## Records for the task
----
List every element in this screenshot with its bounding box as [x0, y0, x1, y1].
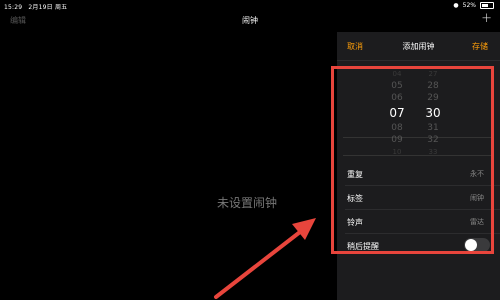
----
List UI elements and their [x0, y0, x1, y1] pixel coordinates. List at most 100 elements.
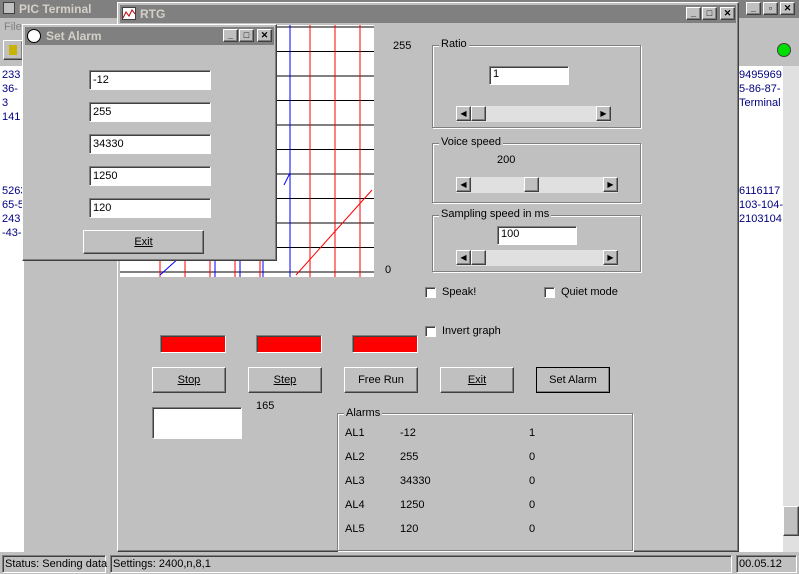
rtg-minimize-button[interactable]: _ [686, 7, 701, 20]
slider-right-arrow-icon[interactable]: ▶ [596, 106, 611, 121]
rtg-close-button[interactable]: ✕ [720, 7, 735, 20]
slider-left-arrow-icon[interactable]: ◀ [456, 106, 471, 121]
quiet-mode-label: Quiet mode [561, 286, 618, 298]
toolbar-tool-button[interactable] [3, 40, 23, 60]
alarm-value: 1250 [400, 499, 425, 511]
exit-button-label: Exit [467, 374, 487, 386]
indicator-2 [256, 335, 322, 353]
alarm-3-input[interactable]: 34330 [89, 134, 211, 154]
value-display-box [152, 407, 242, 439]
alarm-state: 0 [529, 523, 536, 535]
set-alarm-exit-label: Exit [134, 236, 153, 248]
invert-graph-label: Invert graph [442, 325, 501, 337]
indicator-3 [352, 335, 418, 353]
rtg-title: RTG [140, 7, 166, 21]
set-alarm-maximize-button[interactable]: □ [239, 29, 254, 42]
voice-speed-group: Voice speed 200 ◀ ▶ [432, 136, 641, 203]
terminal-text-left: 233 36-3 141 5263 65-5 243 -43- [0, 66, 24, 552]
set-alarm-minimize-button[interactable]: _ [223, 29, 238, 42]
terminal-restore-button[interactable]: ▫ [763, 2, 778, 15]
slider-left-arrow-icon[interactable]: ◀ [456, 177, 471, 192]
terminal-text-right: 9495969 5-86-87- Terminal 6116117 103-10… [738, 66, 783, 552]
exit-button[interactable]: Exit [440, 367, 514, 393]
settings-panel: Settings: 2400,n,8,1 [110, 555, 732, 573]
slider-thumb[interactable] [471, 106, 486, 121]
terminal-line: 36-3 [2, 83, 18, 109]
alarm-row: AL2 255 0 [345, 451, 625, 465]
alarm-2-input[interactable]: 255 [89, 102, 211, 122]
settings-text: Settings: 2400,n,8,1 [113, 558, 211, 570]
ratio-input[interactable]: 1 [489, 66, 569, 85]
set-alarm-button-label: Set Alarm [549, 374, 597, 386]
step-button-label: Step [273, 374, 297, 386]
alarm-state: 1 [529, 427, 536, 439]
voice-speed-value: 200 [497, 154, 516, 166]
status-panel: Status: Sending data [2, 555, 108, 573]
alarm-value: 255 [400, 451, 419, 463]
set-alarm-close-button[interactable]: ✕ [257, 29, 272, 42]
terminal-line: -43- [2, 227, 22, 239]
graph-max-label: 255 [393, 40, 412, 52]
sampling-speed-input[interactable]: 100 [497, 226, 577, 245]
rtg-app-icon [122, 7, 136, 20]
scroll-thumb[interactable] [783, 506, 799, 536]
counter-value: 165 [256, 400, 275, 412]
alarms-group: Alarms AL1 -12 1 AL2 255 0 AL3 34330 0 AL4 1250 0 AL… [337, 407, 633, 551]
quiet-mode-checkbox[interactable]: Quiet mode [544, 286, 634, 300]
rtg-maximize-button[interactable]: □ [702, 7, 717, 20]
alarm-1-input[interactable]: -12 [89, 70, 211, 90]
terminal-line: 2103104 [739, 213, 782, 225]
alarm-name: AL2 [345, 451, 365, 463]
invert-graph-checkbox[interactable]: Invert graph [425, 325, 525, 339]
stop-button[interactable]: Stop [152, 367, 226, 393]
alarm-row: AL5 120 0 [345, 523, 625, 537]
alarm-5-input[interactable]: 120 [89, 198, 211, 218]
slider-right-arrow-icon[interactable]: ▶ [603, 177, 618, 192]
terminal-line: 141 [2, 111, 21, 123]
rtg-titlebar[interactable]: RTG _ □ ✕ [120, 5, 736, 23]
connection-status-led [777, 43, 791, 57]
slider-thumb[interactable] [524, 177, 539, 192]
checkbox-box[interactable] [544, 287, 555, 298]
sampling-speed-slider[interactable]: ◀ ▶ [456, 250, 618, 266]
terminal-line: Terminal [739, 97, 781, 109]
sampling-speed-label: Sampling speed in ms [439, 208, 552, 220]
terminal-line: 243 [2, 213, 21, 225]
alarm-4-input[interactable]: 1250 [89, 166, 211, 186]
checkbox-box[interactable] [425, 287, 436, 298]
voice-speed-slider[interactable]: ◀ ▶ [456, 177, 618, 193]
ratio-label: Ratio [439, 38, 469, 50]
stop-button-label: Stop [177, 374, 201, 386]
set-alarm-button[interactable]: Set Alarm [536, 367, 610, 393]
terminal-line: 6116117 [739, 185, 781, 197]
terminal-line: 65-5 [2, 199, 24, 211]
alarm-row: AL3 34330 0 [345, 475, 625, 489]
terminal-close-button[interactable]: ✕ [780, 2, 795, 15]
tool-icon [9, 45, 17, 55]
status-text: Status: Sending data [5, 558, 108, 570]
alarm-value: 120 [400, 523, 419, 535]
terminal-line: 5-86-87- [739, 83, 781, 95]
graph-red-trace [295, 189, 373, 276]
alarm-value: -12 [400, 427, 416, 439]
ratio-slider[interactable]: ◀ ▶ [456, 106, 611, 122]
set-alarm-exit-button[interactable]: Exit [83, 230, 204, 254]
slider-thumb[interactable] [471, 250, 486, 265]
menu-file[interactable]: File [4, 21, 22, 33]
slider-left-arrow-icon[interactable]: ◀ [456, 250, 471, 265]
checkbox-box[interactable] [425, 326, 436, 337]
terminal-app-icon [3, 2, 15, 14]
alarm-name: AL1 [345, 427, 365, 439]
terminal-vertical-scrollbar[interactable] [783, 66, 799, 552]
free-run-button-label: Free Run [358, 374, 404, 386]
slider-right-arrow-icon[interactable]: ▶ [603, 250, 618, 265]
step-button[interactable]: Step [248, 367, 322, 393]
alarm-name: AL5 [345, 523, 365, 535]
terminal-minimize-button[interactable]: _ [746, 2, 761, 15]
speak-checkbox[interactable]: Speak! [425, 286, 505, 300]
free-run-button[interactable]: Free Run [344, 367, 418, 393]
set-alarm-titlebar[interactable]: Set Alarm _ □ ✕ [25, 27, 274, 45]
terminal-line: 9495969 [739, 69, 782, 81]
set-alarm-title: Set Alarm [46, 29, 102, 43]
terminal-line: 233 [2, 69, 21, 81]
----
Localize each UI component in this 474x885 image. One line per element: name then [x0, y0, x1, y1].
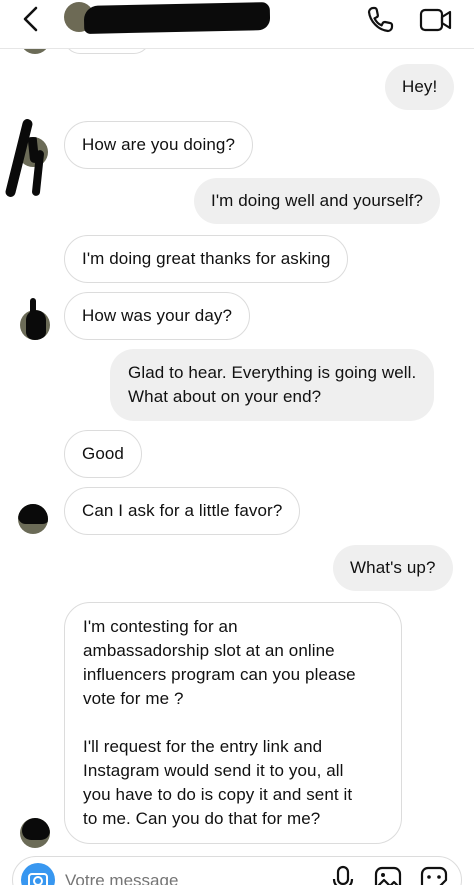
----
## What you have to do
Reproduce the listing lines between the line holding "List UI elements" and the line holding "indicator-2 [256, 335, 322, 353]", inclusive, without any pictures.

## Task result
List UI elements and their [x0, y0, x1, y1] pixel coordinates. List at most 100 elements.
rtg-minimize-button[interactable]: _ [686, 7, 701, 20]
slider-right-arrow-icon[interactable]: ▶ [596, 106, 611, 121]
rtg-close-button[interactable]: ✕ [720, 7, 735, 20]
slider-left-arrow-icon[interactable]: ◀ [456, 106, 471, 121]
quiet-mode-label: Quiet mode [561, 286, 618, 298]
toolbar-tool-button[interactable] [3, 40, 23, 60]
alarm-value: 1250 [400, 499, 425, 511]
exit-button-label: Exit [467, 374, 487, 386]
indicator-2 [256, 335, 322, 353]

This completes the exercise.